### THE DATA:

-- BEGIN --

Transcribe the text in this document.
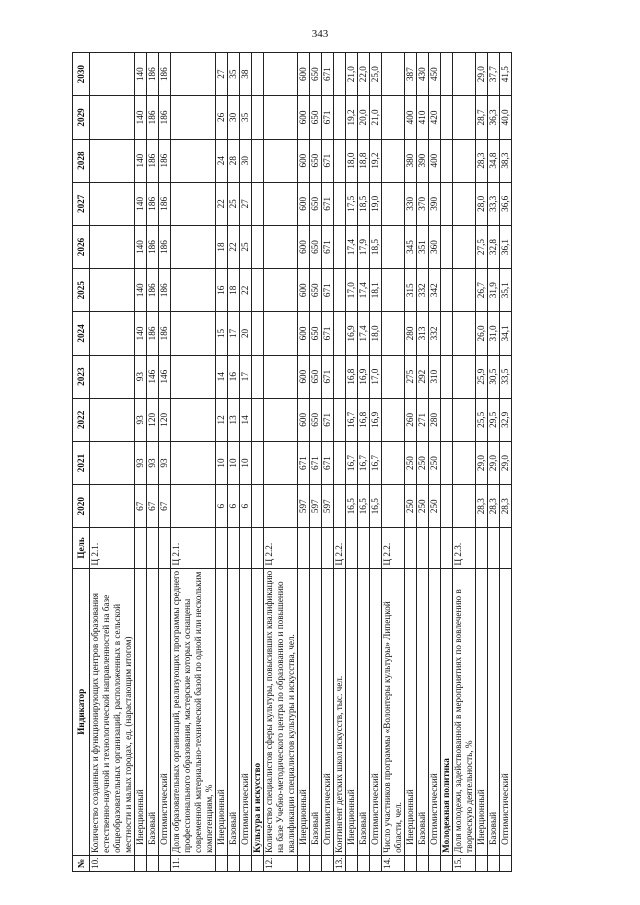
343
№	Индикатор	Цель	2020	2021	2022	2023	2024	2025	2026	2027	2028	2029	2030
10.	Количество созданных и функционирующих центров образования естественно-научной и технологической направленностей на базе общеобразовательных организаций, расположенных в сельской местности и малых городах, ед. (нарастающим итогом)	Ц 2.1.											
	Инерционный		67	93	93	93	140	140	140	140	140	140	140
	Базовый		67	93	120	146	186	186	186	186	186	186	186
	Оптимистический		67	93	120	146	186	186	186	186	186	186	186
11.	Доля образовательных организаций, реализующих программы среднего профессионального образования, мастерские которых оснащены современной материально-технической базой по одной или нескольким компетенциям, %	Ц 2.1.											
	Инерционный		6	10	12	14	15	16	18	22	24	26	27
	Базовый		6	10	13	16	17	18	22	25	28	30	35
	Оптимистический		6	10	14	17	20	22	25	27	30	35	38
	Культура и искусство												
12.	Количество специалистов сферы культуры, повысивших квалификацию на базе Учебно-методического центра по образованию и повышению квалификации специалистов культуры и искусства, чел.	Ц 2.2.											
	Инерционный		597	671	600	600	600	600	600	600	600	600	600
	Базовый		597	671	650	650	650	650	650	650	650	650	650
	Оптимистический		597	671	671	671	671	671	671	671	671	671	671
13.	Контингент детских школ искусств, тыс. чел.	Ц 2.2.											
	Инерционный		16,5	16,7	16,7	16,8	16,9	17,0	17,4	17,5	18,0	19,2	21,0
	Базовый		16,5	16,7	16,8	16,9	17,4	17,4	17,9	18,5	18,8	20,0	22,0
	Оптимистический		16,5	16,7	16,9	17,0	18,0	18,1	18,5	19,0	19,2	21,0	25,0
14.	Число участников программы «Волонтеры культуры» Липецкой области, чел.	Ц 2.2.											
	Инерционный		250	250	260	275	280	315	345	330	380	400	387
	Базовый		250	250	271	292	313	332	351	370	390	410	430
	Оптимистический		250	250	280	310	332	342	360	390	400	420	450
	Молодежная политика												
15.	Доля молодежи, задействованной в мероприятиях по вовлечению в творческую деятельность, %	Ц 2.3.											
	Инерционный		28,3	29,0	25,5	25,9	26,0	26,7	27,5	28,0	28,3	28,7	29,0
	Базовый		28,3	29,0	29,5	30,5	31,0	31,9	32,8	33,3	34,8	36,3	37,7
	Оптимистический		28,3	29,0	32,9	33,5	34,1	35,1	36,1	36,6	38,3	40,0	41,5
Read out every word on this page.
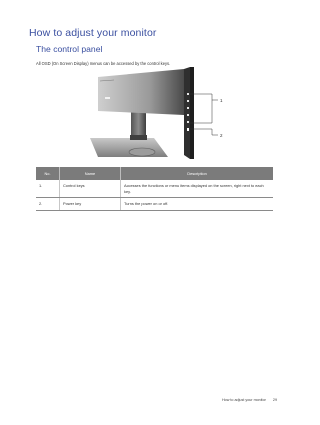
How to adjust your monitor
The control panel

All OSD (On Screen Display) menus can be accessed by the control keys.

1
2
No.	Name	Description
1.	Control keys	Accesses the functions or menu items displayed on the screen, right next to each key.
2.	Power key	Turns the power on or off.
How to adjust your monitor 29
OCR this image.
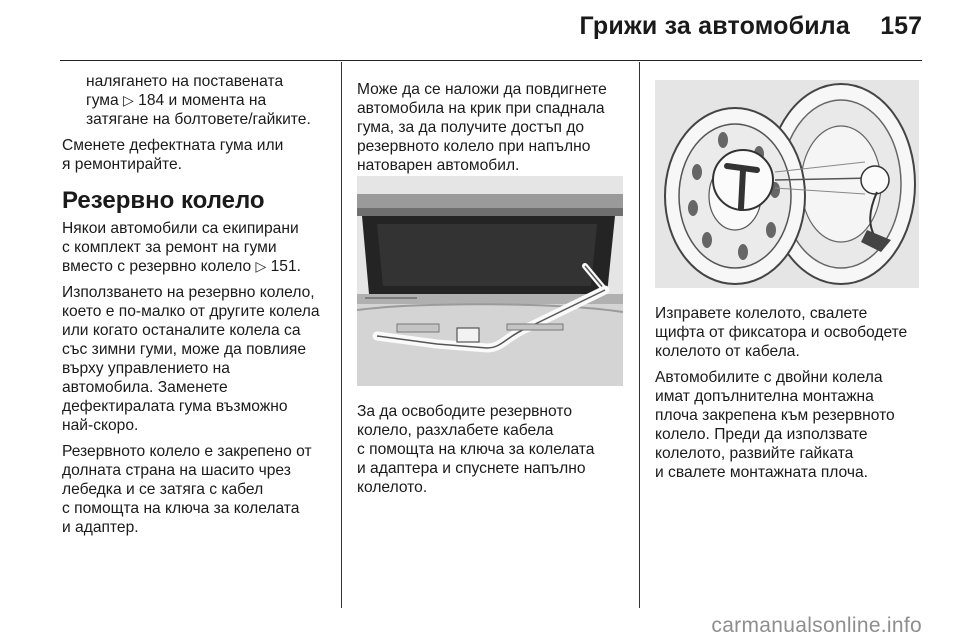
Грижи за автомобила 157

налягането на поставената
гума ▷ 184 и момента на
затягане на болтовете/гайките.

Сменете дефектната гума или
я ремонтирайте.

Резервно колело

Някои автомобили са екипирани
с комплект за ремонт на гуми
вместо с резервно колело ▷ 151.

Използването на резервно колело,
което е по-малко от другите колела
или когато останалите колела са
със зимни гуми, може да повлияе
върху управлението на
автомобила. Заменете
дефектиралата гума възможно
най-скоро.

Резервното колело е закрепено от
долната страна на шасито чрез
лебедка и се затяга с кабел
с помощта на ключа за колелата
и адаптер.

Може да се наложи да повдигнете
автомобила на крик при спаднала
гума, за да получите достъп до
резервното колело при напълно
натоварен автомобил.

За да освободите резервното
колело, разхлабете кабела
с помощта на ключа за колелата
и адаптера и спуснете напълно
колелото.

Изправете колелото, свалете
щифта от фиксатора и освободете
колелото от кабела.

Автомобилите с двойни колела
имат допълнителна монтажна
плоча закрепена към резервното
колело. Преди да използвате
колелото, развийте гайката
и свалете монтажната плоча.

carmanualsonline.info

-- END --

In the copy, leave out all pictures, and retype exactly each line from the one with "Read out every word on this page." through the last line of the entries.

### CORRECT RESULT:
Read out every word on this page.
How to adjust your monitor
The control panel

All OSD (On Screen Display) menus can be accessed by the control keys.

1
2
No.	Name	Description
1.	Control keys	Accesses the functions or menu items displayed on the screen, right next to each key.
2.	Power key	Turns the power on or off.
How to adjust your monitor 29
OCR this image.
Грижи за автомобила 157

налягането на поставената
гума ▷ 184 и момента на
затягане на болтовете/гайките.

Сменете дефектната гума или
я ремонтирайте.

Резервно колело

Някои автомобили са екипирани
с комплект за ремонт на гуми
вместо с резервно колело ▷ 151.

Използването на резервно колело,
което е по-малко от другите колела
или когато останалите колела са
със зимни гуми, може да повлияе
върху управлението на
автомобила. Заменете
дефектиралата гума възможно
най-скоро.

Резервното колело е закрепено от
долната страна на шасито чрез
лебедка и се затяга с кабел
с помощта на ключа за колелата
и адаптер.

Може да се наложи да повдигнете
автомобила на крик при спаднала
гума, за да получите достъп до
резервното колело при напълно
натоварен автомобил.

За да освободите резервното
колело, разхлабете кабела
с помощта на ключа за колелата
и адаптера и спуснете напълно
колелото.

Изправете колелото, свалете
щифта от фиксатора и освободете
колелото от кабела.

Автомобилите с двойни колела
имат допълнителна монтажна
плоча закрепена към резервното
колело. Преди да използвате
колелото, развийте гайката
и свалете монтажната плоча.

carmanualsonline.info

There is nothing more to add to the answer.